PROVIDED RECORDS:

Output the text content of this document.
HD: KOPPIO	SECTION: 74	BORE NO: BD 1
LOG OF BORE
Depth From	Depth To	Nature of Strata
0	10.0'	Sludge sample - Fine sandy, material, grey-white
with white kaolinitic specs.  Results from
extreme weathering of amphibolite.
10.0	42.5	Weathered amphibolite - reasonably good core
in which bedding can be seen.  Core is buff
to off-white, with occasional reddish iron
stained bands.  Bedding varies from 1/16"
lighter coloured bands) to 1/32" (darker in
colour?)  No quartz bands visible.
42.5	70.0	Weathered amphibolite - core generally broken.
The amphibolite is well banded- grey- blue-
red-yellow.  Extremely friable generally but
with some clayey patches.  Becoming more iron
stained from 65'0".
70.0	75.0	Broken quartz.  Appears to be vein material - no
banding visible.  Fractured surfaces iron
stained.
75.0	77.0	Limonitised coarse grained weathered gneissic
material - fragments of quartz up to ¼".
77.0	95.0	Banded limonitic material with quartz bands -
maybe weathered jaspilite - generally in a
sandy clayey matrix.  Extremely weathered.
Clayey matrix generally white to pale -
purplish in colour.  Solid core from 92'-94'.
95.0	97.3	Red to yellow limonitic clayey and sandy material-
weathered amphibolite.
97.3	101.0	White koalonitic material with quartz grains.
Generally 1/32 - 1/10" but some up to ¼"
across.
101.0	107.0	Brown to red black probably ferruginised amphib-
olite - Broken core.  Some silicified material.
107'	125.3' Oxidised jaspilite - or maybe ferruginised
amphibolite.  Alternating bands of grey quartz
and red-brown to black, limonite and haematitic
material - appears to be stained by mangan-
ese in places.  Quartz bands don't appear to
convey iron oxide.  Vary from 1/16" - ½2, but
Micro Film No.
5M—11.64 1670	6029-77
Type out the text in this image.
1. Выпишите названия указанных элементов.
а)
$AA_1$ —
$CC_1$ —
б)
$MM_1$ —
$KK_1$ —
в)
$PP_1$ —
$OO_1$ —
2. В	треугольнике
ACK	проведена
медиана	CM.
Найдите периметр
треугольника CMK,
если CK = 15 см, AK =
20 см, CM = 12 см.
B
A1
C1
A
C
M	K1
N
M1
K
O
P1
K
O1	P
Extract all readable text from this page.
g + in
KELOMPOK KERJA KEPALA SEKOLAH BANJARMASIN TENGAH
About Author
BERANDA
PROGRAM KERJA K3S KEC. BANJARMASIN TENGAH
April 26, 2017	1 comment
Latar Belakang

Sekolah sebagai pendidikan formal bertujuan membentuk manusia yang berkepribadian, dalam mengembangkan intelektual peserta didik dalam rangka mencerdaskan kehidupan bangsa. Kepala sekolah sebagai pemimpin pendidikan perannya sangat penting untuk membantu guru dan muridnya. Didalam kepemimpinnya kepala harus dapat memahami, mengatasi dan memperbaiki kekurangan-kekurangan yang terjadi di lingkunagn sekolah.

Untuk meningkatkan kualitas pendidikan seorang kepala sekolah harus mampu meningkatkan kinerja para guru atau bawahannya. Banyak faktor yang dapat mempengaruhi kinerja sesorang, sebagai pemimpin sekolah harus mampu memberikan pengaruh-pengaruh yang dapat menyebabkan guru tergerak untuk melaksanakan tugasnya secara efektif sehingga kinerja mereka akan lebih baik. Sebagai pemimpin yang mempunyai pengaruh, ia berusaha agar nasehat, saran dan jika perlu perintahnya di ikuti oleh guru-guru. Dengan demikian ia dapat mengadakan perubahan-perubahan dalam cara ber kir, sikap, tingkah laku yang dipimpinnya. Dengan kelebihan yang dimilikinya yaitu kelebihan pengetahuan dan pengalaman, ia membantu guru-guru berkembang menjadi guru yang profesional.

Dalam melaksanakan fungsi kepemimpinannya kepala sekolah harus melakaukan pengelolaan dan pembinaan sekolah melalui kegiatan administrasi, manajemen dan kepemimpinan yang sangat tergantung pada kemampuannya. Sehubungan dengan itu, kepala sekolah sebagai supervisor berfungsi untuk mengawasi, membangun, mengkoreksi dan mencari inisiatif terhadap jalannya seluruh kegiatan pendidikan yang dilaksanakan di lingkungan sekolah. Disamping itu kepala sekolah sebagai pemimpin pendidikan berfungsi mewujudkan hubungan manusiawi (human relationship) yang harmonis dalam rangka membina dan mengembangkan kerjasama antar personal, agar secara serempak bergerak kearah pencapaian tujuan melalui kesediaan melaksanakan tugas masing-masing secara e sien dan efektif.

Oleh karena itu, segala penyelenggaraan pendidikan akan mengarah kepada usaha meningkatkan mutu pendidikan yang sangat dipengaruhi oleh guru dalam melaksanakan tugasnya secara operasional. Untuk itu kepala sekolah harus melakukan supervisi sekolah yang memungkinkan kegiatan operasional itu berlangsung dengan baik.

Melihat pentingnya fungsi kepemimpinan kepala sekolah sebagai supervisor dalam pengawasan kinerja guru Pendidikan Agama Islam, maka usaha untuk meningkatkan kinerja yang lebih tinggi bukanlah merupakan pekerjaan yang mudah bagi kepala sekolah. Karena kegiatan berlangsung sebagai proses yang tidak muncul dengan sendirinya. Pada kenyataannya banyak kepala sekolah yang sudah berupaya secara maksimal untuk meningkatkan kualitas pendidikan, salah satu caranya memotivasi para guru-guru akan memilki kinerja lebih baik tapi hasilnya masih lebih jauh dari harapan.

TASK DESCRIPTION:
All of the lines above must be returned exactly.

EXPECTED ANSWER:
Output the text content of this document.
HD: KOPPIO	SECTION: 74	BORE NO: BD 1
LOG OF BORE
Depth From	Depth To	Nature of Strata
0	10.0'	Sludge sample - Fine sandy, material, grey-white
with white kaolinitic specs.  Results from
extreme weathering of amphibolite.
10.0	42.5	Weathered amphibolite - reasonably good core
in which bedding can be seen.  Core is buff
to off-white, with occasional reddish iron
stained bands.  Bedding varies from 1/16"
lighter coloured bands) to 1/32" (darker in
colour?)  No quartz bands visible.
42.5	70.0	Weathered amphibolite - core generally broken.
The amphibolite is well banded- grey- blue-
red-yellow.  Extremely friable generally but
with some clayey patches.  Becoming more iron
stained from 65'0".
70.0	75.0	Broken quartz.  Appears to be vein material - no
banding visible.  Fractured surfaces iron
stained.
75.0	77.0	Limonitised coarse grained weathered gneissic
material - fragments of quartz up to ¼".
77.0	95.0	Banded limonitic material with quartz bands -
maybe weathered jaspilite - generally in a
sandy clayey matrix.  Extremely weathered.
Clayey matrix generally white to pale -
purplish in colour.  Solid core from 92'-94'.
95.0	97.3	Red to yellow limonitic clayey and sandy material-
weathered amphibolite.
97.3	101.0	White koalonitic material with quartz grains.
Generally 1/32 - 1/10" but some up to ¼"
across.
101.0	107.0	Brown to red black probably ferruginised amphib-
olite - Broken core.  Some silicified material.
107'	125.3' Oxidised jaspilite - or maybe ferruginised
amphibolite.  Alternating bands of grey quartz
and red-brown to black, limonite and haematitic
material - appears to be stained by mangan-
ese in places.  Quartz bands don't appear to
convey iron oxide.  Vary from 1/16" - ½2, but
Micro Film No.
5M—11.64 1670	6029-77
Type out the text in this image.
1. Выпишите названия указанных элементов.
а)
$AA_1$ —
$CC_1$ —
б)
$MM_1$ —
$KK_1$ —
в)
$PP_1$ —
$OO_1$ —
2. В	треугольнике
ACK	проведена
медиана	CM.
Найдите периметр
треугольника CMK,
если CK = 15 см, AK =
20 см, CM = 12 см.
B
A1
C1
A
C
M	K1
N
M1
K
O
P1
K
O1	P
Extract all readable text from this page.
g + in
KELOMPOK KERJA KEPALA SEKOLAH BANJARMASIN TENGAH
About Author
BERANDA
PROGRAM KERJA K3S KEC. BANJARMASIN TENGAH
April 26, 2017	1 comment
Latar Belakang

Sekolah sebagai pendidikan formal bertujuan membentuk manusia yang berkepribadian, dalam mengembangkan intelektual peserta didik dalam rangka mencerdaskan kehidupan bangsa. Kepala sekolah sebagai pemimpin pendidikan perannya sangat penting untuk membantu guru dan muridnya. Didalam kepemimpinnya kepala harus dapat memahami, mengatasi dan memperbaiki kekurangan-kekurangan yang terjadi di lingkunagn sekolah.

Untuk meningkatkan kualitas pendidikan seorang kepala sekolah harus mampu meningkatkan kinerja para guru atau bawahannya. Banyak faktor yang dapat mempengaruhi kinerja sesorang, sebagai pemimpin sekolah harus mampu memberikan pengaruh-pengaruh yang dapat menyebabkan guru tergerak untuk melaksanakan tugasnya secara efektif sehingga kinerja mereka akan lebih baik. Sebagai pemimpin yang mempunyai pengaruh, ia berusaha agar nasehat, saran dan jika perlu perintahnya di ikuti oleh guru-guru. Dengan demikian ia dapat mengadakan perubahan-perubahan dalam cara ber kir, sikap, tingkah laku yang dipimpinnya. Dengan kelebihan yang dimilikinya yaitu kelebihan pengetahuan dan pengalaman, ia membantu guru-guru berkembang menjadi guru yang profesional.

Dalam melaksanakan fungsi kepemimpinannya kepala sekolah harus melakaukan pengelolaan dan pembinaan sekolah melalui kegiatan administrasi, manajemen dan kepemimpinan yang sangat tergantung pada kemampuannya. Sehubungan dengan itu, kepala sekolah sebagai supervisor berfungsi untuk mengawasi, membangun, mengkoreksi dan mencari inisiatif terhadap jalannya seluruh kegiatan pendidikan yang dilaksanakan di lingkungan sekolah. Disamping itu kepala sekolah sebagai pemimpin pendidikan berfungsi mewujudkan hubungan manusiawi (human relationship) yang harmonis dalam rangka membina dan mengembangkan kerjasama antar personal, agar secara serempak bergerak kearah pencapaian tujuan melalui kesediaan melaksanakan tugas masing-masing secara e sien dan efektif.

Oleh karena itu, segala penyelenggaraan pendidikan akan mengarah kepada usaha meningkatkan mutu pendidikan yang sangat dipengaruhi oleh guru dalam melaksanakan tugasnya secara operasional. Untuk itu kepala sekolah harus melakukan supervisi sekolah yang memungkinkan kegiatan operasional itu berlangsung dengan baik.

Melihat pentingnya fungsi kepemimpinan kepala sekolah sebagai supervisor dalam pengawasan kinerja guru Pendidikan Agama Islam, maka usaha untuk meningkatkan kinerja yang lebih tinggi bukanlah merupakan pekerjaan yang mudah bagi kepala sekolah. Karena kegiatan berlangsung sebagai proses yang tidak muncul dengan sendirinya. Pada kenyataannya banyak kepala sekolah yang sudah berupaya secara maksimal untuk meningkatkan kualitas pendidikan, salah satu caranya memotivasi para guru-guru akan memilki kinerja lebih baik tapi hasilnya masih lebih jauh dari harapan.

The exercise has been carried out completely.